=== The request ===
Of the lines in the data below, count the ones holding the string "Training", and answer with that number only.
** START OF Working data **
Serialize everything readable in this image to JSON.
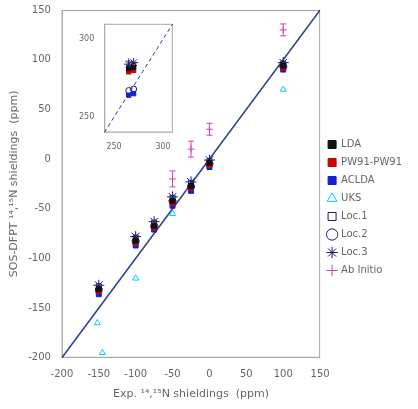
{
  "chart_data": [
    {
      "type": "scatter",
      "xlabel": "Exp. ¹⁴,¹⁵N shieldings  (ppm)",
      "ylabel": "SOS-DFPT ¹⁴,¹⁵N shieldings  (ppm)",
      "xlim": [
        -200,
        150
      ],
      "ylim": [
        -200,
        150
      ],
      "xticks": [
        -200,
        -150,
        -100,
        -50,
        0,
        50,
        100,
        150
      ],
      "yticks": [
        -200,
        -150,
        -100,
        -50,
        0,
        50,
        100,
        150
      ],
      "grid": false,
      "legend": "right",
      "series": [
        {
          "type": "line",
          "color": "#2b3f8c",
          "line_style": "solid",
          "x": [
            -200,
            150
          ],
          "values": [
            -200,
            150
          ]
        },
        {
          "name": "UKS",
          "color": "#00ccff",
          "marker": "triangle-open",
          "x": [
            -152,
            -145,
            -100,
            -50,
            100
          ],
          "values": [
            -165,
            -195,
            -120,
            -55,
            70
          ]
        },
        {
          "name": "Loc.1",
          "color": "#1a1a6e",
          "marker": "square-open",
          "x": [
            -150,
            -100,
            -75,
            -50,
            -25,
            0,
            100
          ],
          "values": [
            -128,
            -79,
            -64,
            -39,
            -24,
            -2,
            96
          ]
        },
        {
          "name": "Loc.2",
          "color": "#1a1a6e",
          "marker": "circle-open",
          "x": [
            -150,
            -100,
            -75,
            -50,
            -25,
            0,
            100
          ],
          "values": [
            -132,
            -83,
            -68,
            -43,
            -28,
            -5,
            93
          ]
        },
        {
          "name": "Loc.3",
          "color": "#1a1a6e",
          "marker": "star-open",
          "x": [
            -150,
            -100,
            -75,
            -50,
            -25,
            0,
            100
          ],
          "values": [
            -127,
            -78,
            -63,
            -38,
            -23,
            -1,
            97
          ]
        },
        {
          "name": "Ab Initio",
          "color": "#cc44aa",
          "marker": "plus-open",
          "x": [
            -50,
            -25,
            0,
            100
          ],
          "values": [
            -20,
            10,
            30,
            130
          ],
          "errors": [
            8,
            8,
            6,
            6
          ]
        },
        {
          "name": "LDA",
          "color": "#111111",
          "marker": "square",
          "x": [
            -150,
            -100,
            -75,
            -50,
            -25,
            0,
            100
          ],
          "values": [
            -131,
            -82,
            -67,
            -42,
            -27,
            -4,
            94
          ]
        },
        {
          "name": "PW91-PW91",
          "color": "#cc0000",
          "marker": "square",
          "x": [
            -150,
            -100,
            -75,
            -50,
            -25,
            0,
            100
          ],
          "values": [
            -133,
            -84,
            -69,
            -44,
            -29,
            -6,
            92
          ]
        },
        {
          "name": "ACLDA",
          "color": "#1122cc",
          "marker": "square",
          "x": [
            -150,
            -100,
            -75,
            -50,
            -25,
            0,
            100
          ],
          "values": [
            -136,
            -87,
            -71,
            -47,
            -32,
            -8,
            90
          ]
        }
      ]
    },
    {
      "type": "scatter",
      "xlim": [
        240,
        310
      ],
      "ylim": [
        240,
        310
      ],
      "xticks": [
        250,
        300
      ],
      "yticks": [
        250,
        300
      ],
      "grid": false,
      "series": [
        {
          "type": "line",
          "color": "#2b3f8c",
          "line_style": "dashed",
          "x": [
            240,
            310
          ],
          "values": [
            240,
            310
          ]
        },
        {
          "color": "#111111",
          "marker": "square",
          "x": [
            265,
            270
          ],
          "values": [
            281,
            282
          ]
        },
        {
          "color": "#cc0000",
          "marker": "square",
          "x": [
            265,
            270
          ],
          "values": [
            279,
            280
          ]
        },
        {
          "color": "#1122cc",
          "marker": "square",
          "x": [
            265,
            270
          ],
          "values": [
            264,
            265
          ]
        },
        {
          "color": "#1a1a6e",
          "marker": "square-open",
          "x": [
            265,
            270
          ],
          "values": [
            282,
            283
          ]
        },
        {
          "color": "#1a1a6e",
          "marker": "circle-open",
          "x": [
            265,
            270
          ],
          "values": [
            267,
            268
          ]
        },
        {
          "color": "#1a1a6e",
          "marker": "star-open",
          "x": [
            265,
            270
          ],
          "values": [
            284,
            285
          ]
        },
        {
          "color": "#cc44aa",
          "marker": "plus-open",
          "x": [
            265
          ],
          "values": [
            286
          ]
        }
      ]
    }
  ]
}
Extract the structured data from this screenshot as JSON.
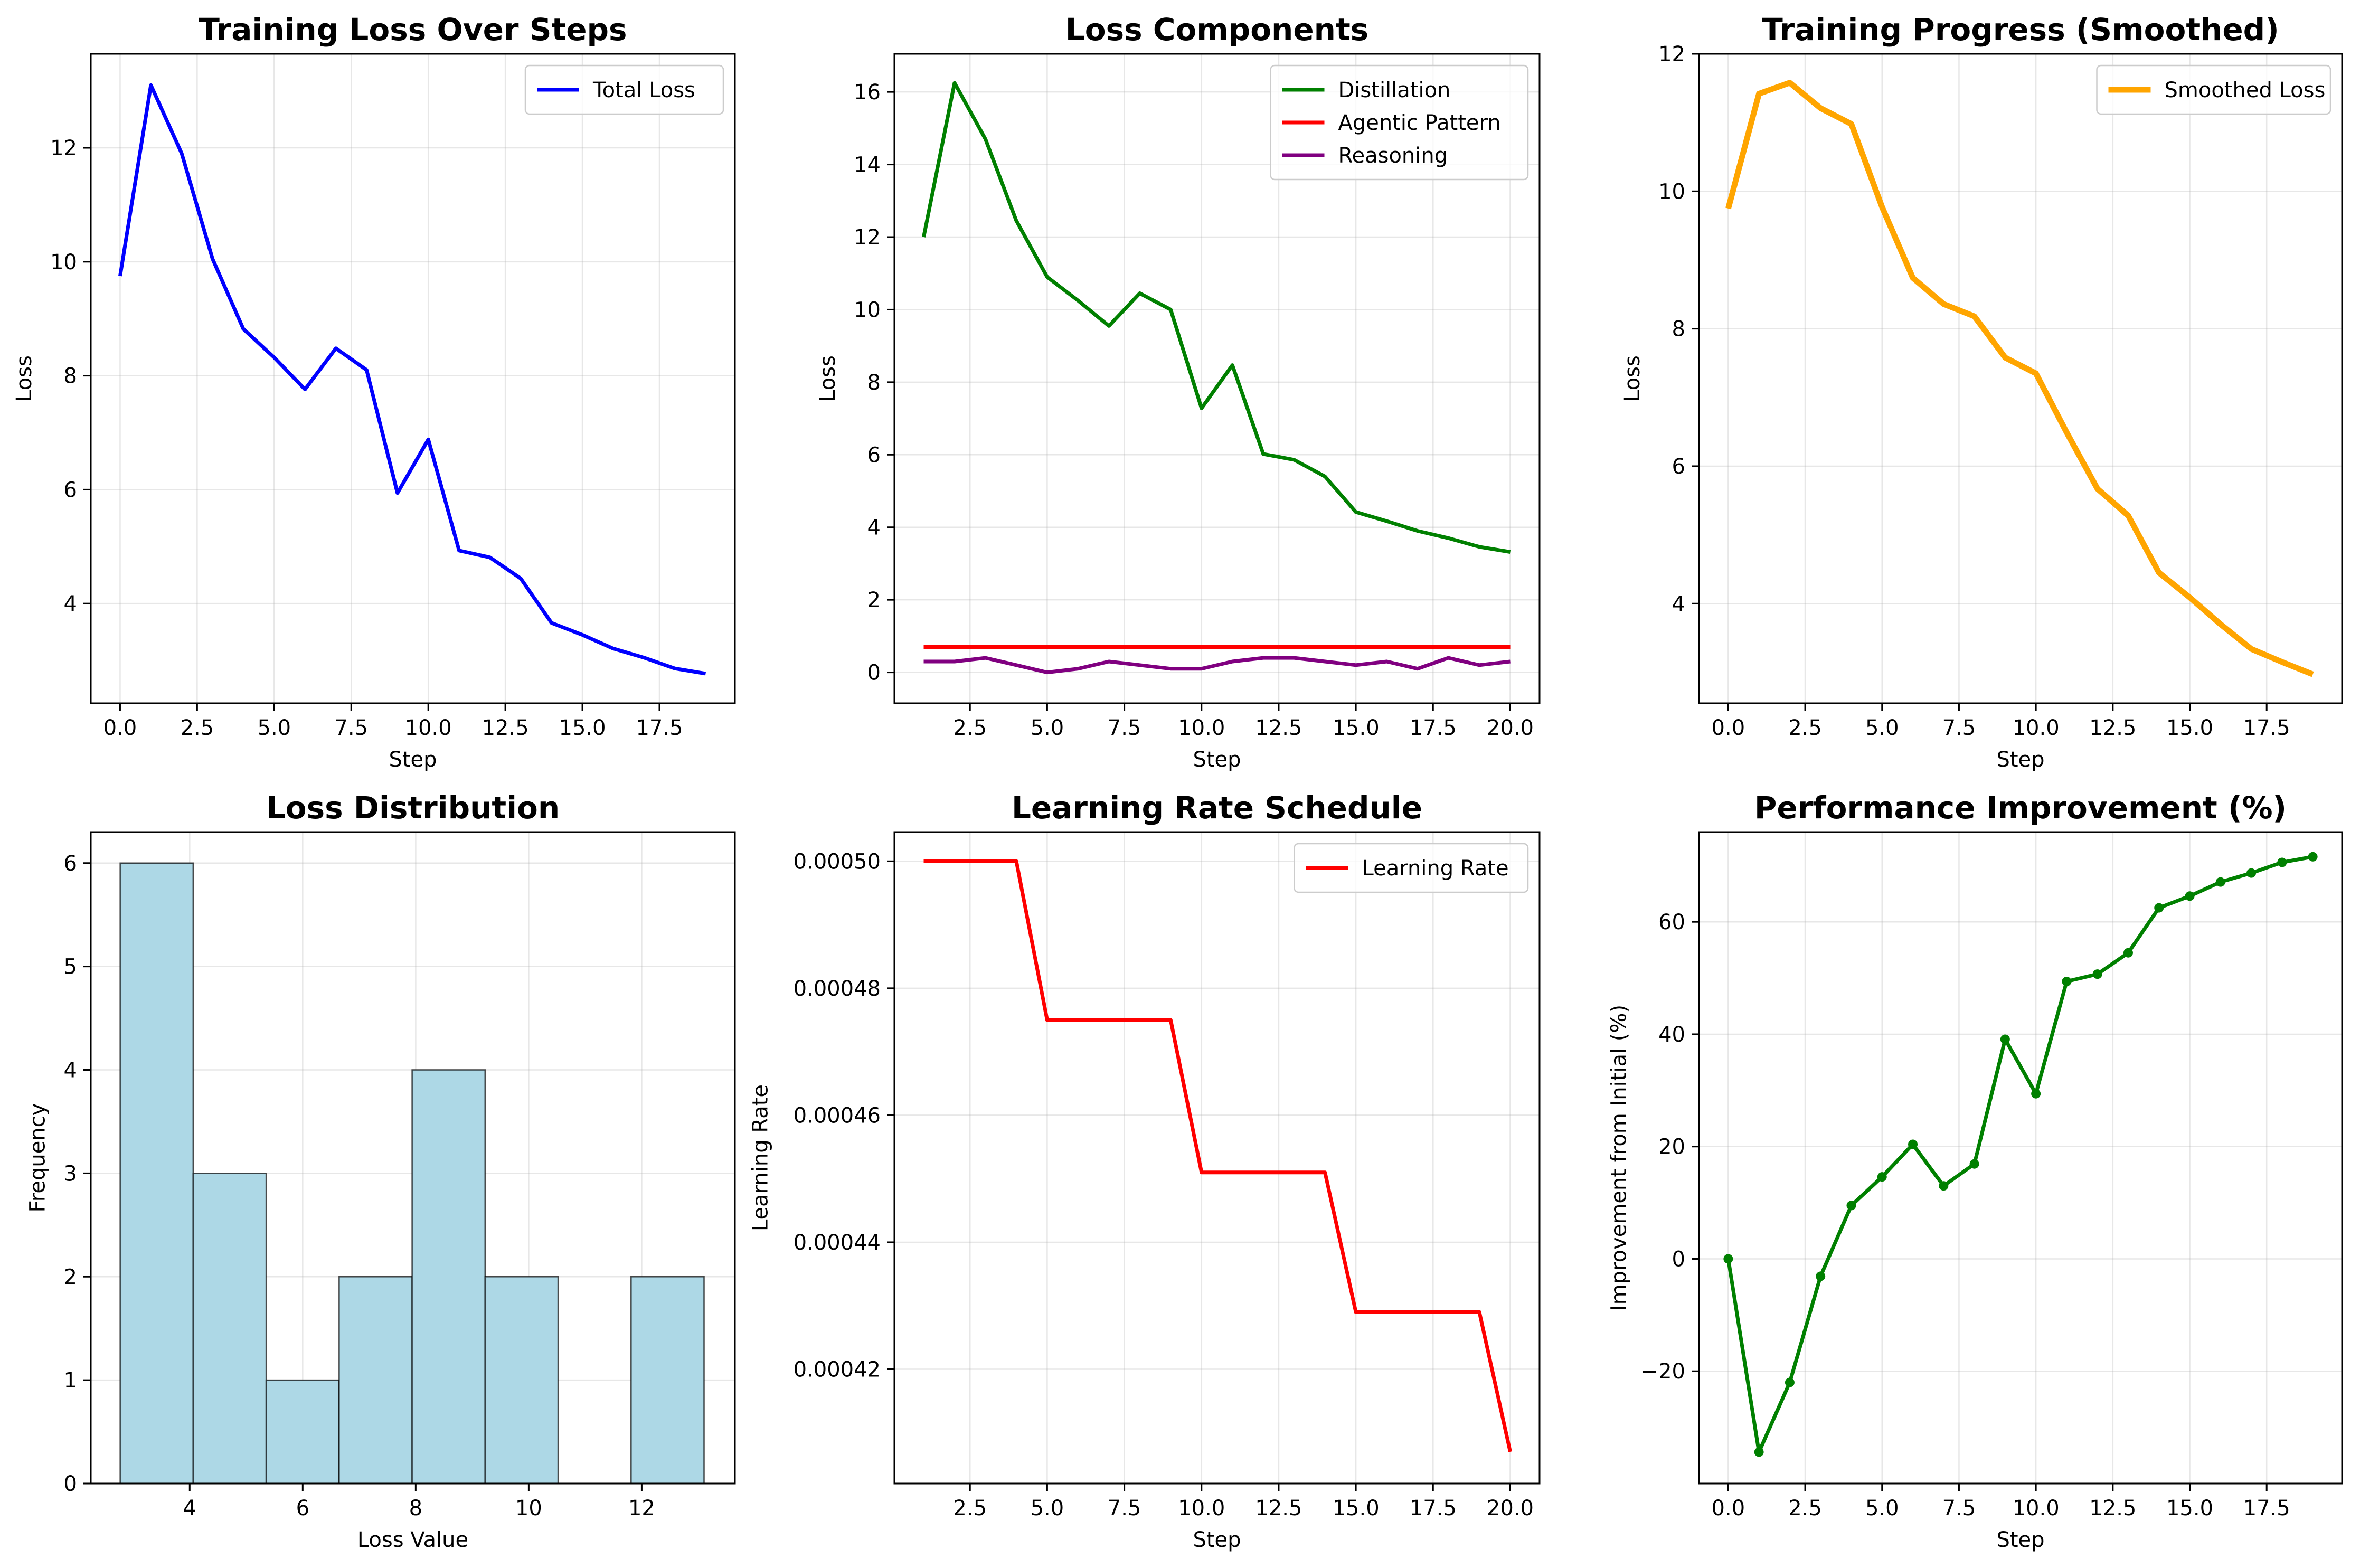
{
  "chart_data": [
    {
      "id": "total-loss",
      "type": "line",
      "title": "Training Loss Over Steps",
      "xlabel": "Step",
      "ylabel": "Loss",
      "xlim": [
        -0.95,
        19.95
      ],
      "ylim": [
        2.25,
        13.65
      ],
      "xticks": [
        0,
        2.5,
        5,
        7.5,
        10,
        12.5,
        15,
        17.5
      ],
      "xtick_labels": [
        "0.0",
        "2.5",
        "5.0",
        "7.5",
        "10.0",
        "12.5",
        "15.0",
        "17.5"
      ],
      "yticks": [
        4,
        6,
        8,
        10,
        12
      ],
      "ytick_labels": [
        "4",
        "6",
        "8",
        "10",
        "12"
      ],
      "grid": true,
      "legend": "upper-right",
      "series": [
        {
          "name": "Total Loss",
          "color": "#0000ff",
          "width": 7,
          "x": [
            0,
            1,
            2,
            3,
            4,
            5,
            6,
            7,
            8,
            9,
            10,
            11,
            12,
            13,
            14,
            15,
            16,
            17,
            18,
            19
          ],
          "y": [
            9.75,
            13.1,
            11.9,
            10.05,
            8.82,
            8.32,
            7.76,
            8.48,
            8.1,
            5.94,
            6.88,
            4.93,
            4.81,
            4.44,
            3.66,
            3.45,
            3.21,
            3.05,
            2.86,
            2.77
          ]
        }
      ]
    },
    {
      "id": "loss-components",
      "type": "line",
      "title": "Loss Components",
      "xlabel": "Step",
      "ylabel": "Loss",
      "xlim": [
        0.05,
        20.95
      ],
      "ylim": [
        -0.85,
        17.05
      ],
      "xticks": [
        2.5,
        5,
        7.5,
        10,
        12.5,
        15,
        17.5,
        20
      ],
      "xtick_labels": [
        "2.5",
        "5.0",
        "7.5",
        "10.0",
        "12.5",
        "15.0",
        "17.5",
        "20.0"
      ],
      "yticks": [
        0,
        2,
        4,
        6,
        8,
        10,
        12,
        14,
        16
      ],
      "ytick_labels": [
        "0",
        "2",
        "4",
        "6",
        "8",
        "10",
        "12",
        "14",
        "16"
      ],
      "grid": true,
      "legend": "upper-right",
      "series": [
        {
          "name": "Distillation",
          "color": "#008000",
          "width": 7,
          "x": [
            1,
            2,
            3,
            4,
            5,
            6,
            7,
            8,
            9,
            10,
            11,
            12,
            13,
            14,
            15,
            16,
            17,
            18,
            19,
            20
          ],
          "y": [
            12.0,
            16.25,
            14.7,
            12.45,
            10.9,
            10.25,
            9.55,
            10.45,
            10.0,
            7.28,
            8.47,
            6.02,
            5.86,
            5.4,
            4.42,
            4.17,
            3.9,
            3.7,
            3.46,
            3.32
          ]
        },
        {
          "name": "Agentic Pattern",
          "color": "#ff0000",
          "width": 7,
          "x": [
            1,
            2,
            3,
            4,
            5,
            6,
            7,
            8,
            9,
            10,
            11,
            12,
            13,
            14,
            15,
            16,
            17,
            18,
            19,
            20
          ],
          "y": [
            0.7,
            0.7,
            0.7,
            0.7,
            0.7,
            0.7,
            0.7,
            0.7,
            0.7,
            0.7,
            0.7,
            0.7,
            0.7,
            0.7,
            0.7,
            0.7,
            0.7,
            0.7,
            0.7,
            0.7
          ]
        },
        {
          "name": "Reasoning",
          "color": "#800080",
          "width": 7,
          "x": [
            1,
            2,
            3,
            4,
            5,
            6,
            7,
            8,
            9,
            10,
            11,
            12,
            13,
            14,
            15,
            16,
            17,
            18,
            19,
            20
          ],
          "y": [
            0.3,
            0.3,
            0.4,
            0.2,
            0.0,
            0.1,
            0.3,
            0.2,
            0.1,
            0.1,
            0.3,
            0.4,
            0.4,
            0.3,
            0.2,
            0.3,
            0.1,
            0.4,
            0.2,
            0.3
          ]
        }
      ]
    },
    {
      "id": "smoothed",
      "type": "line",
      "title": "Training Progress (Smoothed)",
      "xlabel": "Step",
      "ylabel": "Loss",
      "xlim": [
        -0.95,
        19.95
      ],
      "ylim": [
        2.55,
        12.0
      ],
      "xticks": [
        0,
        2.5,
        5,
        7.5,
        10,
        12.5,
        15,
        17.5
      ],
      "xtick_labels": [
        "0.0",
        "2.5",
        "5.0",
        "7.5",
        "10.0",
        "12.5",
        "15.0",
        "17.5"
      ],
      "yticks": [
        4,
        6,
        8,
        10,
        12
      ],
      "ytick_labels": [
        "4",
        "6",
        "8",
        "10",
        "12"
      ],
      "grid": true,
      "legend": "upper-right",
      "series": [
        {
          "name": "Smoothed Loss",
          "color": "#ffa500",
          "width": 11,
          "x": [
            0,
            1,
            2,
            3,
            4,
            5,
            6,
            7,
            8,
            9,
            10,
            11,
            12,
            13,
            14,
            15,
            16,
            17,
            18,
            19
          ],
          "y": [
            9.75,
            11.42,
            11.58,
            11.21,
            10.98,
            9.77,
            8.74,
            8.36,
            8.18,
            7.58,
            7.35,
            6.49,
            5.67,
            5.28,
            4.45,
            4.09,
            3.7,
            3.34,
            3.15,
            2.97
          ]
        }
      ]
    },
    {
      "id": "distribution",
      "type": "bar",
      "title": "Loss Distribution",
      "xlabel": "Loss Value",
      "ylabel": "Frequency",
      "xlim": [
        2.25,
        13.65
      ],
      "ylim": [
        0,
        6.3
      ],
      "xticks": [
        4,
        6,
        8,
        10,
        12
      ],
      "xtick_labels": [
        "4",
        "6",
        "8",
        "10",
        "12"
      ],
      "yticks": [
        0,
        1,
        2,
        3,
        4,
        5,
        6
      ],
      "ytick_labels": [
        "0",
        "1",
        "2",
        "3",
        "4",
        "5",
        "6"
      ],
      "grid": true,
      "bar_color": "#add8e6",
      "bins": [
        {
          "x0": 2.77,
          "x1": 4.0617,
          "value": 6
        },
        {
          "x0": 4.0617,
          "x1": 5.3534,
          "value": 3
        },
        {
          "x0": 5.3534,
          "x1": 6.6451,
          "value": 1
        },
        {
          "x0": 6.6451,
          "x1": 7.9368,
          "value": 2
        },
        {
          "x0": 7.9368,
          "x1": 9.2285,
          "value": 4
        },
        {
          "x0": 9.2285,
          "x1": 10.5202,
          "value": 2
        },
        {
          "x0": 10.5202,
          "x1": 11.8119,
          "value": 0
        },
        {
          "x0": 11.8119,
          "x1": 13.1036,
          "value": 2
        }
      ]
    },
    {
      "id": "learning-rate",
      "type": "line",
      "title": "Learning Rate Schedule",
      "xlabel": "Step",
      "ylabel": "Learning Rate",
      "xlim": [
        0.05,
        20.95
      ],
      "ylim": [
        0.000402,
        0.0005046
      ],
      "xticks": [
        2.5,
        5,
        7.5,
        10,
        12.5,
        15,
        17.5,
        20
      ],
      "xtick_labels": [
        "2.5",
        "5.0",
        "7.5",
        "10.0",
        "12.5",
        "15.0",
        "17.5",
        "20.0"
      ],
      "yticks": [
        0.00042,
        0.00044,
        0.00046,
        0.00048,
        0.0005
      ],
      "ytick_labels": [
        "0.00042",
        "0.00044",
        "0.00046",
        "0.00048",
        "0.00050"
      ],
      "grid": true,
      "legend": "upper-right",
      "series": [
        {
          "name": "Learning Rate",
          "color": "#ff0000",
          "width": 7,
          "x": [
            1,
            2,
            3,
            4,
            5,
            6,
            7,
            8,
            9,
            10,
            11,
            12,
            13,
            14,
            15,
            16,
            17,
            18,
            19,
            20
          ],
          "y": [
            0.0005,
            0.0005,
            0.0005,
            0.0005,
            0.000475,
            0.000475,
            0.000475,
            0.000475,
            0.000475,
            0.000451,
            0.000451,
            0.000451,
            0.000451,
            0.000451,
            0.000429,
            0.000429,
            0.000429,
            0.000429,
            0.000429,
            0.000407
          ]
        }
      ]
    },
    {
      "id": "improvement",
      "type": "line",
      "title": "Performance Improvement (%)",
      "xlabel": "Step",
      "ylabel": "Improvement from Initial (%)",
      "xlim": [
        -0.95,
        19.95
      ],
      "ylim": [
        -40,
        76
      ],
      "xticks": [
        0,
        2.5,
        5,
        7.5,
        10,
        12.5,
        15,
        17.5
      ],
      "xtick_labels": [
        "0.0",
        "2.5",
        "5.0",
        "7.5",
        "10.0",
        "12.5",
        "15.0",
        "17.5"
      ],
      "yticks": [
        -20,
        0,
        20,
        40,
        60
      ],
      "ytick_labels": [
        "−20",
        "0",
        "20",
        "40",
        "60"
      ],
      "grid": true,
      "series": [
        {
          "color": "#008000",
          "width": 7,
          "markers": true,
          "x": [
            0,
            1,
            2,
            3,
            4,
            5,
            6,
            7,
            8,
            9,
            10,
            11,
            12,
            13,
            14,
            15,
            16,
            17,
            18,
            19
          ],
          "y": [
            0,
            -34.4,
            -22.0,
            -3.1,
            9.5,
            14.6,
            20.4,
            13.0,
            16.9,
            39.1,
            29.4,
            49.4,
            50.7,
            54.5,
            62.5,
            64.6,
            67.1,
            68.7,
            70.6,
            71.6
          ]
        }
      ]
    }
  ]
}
** END OF Working data **
=== Full answer ===
2